WRITTEN EXERCISE
Pull out each line of the data that includes the word "list".

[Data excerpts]
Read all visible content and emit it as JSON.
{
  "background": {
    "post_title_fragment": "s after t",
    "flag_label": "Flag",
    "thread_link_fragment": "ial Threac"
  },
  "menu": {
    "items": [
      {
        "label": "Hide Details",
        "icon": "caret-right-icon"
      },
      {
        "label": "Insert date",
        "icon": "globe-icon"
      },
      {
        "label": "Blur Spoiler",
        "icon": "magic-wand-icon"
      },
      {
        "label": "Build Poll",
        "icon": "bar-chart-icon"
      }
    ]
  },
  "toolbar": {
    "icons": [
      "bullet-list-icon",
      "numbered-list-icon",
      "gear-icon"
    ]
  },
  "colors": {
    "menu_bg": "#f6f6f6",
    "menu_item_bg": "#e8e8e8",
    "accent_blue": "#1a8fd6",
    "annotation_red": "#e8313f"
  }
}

OUTPUT FOR THIS EXERCISE
      "bullet-list-icon",
      "numbered-list-icon",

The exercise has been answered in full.